### [WHAT YOU ARE ASKED TO DO]
Check every line of the data below for the string "interaktywnej", and copy the ones that hold it.

━━━━━ DATA SECTION ━━━━━

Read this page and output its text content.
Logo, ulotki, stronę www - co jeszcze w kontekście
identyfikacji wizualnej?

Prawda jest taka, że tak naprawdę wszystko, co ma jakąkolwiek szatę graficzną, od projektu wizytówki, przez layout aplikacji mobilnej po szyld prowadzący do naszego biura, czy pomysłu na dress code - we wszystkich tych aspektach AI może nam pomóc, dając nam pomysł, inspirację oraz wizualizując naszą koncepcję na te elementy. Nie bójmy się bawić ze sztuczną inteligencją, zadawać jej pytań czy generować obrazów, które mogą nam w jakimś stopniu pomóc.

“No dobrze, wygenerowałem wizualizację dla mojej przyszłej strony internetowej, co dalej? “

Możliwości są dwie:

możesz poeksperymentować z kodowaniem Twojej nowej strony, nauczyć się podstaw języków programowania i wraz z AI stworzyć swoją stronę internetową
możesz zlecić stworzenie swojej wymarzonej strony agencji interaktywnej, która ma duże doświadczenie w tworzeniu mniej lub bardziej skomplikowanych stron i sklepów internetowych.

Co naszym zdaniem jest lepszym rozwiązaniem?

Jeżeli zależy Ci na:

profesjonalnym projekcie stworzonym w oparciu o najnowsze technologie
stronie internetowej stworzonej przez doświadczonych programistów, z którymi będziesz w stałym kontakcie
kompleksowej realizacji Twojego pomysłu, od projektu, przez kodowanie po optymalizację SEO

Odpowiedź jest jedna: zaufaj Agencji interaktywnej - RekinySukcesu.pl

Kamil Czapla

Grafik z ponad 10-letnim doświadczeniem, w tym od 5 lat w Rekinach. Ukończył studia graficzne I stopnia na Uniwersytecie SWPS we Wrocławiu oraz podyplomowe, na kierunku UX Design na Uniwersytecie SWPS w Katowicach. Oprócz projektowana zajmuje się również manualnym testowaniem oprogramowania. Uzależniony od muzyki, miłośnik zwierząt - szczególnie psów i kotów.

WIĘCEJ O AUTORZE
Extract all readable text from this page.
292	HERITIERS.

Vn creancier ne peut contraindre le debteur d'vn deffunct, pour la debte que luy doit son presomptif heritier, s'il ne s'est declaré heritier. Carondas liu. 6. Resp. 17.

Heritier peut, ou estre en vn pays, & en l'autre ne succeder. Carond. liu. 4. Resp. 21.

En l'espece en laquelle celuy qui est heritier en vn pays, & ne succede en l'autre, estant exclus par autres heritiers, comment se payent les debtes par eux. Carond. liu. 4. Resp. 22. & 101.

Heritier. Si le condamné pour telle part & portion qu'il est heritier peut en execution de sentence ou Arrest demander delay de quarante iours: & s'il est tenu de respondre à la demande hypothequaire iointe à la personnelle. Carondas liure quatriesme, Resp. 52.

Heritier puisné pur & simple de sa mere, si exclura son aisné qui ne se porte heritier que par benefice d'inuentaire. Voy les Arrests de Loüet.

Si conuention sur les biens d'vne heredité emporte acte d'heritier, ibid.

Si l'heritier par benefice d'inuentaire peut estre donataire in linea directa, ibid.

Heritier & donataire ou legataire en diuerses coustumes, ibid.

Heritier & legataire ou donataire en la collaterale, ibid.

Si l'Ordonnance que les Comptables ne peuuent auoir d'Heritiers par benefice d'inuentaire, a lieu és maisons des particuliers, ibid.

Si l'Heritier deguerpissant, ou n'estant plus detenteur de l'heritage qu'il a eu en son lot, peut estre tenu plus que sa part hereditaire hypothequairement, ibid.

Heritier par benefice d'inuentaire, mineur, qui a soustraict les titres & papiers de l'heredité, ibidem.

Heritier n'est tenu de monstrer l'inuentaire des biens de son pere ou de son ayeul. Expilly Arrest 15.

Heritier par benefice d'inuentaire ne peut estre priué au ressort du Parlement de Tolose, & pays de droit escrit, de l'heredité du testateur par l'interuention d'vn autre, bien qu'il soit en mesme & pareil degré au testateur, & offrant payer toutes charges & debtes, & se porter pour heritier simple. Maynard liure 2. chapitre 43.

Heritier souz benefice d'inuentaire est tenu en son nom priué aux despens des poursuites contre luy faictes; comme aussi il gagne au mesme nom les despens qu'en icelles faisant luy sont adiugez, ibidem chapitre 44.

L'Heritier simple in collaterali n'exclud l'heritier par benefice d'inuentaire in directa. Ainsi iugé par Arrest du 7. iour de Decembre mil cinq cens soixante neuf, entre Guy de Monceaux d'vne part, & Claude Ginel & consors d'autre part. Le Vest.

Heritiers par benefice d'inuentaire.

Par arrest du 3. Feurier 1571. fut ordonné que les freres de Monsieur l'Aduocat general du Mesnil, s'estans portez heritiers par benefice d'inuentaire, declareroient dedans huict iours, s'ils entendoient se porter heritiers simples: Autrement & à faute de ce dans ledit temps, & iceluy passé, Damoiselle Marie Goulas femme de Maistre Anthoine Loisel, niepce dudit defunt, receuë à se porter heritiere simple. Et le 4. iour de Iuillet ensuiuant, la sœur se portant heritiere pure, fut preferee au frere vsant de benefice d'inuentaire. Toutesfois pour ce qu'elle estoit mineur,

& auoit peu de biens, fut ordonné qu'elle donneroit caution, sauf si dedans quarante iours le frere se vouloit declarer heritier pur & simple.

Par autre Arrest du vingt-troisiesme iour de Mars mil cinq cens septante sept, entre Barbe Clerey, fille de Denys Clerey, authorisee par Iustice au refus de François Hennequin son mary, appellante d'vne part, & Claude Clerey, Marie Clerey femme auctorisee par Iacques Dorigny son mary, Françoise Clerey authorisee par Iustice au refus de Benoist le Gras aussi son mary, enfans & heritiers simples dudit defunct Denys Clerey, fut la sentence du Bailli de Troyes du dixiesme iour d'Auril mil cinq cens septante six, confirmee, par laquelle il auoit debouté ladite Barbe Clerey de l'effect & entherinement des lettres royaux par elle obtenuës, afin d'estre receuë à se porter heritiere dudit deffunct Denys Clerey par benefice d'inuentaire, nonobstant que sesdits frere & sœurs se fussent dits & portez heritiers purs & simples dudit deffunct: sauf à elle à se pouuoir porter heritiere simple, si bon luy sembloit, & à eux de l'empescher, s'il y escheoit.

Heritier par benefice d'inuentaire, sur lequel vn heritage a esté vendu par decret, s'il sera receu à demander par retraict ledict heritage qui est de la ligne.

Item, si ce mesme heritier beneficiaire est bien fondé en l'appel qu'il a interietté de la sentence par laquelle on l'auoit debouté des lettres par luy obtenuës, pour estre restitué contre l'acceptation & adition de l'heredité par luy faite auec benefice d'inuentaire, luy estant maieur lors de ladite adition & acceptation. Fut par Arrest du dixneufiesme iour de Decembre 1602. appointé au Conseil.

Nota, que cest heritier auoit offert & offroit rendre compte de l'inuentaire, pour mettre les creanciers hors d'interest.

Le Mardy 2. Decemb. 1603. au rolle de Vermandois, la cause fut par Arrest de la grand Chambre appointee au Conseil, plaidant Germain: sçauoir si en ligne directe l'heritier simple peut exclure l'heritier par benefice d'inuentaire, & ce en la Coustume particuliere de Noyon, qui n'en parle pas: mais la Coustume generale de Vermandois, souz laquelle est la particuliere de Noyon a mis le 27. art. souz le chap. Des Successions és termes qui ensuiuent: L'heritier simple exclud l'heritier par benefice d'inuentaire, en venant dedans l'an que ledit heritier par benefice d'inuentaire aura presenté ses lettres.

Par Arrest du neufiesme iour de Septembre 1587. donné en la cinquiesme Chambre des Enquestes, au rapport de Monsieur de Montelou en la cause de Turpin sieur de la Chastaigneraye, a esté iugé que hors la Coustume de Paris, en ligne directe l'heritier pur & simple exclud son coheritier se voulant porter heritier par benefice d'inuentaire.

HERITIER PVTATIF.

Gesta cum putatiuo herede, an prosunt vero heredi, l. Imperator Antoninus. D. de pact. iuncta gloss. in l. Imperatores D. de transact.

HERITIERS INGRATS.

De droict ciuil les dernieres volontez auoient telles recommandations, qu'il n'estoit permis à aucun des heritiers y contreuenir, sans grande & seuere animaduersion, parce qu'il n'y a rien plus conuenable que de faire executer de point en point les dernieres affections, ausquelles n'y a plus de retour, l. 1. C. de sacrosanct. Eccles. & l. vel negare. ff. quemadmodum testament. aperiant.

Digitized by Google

━━━━━

### [TASK SOLUTION]
możesz zlecić stworzenie swojej wymarzonej strony agencji interaktywnej, która ma duże doświadczenie w tworzeniu mniej lub bardziej skomplikowanych stron i sklepów internetowych.
Odpowiedź jest jedna: zaufaj Agencji interaktywnej - RekinySukcesu.pl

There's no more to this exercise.